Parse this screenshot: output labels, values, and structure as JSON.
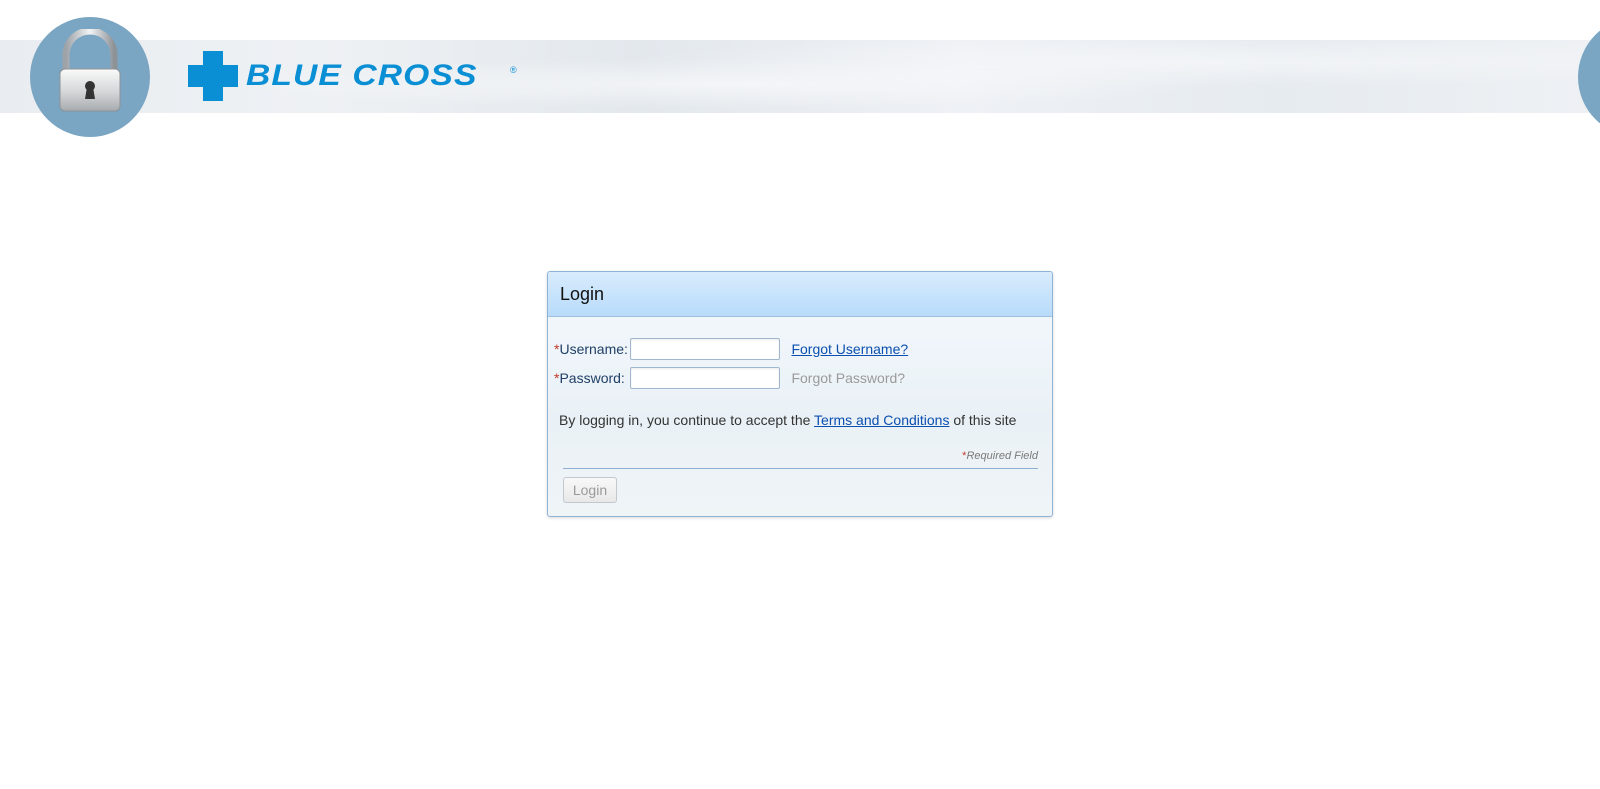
{
  "brand": {
    "logo_text": "BLUE CROSS",
    "registered_mark": "®",
    "color": "#0a8fd4"
  },
  "header": {
    "lock_icon": "padlock-icon"
  },
  "login": {
    "title": "Login",
    "required_marker": "*",
    "username_label": "Username:",
    "username_value": "",
    "password_label": "Password:",
    "password_value": "",
    "forgot_username": "Forgot Username?",
    "forgot_password": "Forgot Password?",
    "terms_prefix": "By logging in, you continue to accept the",
    "terms_link": "Terms and Conditions",
    "terms_suffix": "of this site",
    "required_field_note": "Required Field",
    "login_button": "Login"
  }
}
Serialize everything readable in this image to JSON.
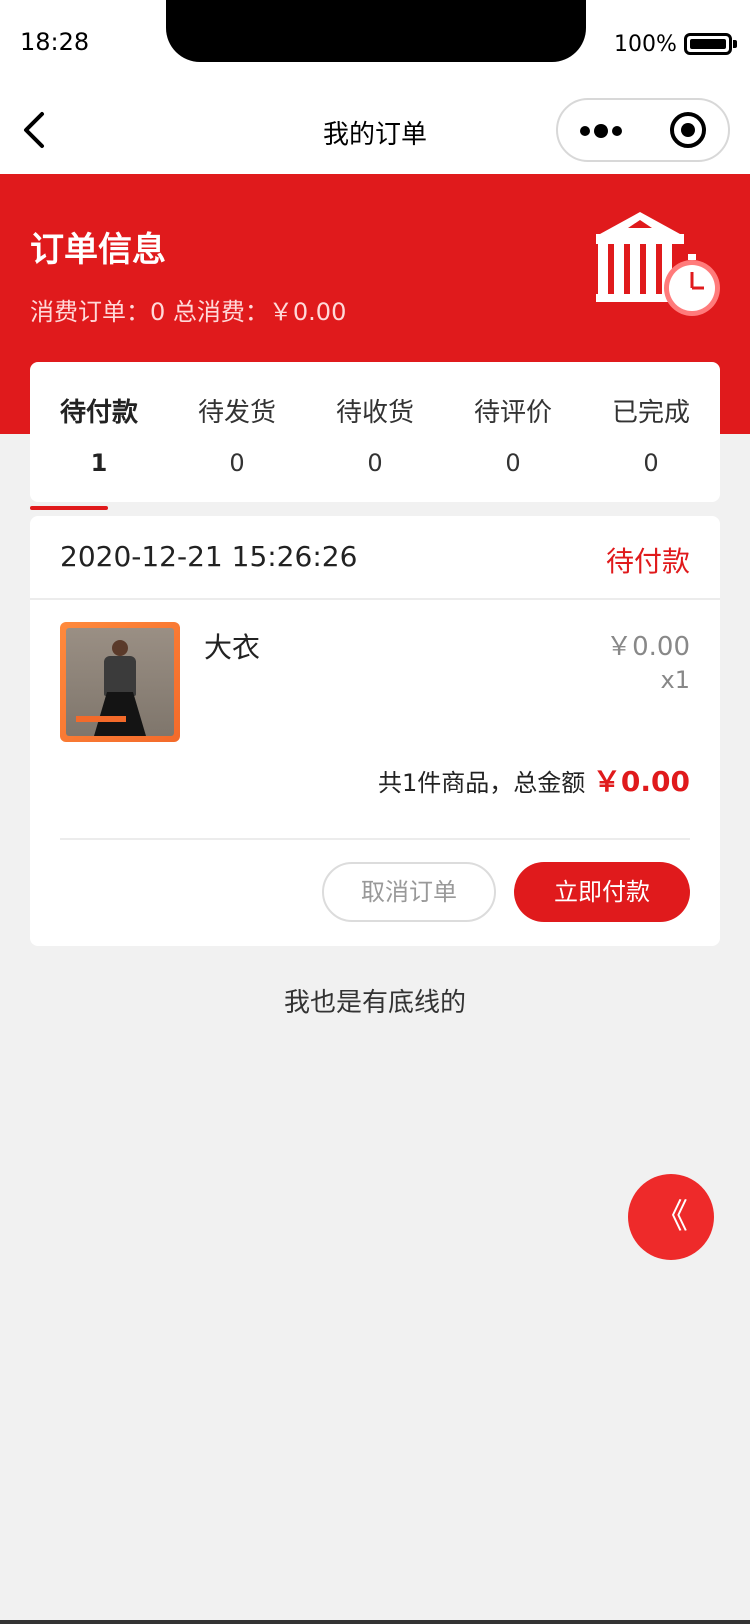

## WHAT IS BEING ASKED
All of the records above must be copied exactly, except for the pictures.

## OUTPUT OF THE EXERCISE
Parse this screenshot: output labels, values, and structure as JSON.
{
  "brand": {
    "logo_text": "BLUE CROSS",
    "registered_mark": "®",
    "color": "#0a8fd4"
  },
  "header": {
    "lock_icon": "padlock-icon"
  },
  "login": {
    "title": "Login",
    "required_marker": "*",
    "username_label": "Username:",
    "username_value": "",
    "password_label": "Password:",
    "password_value": "",
    "forgot_username": "Forgot Username?",
    "forgot_password": "Forgot Password?",
    "terms_prefix": "By logging in, you continue to accept the",
    "terms_link": "Terms and Conditions",
    "terms_suffix": "of this site",
    "required_field_note": "Required Field",
    "login_button": "Login"
  }
}
Serialize everything readable in this image to JSON.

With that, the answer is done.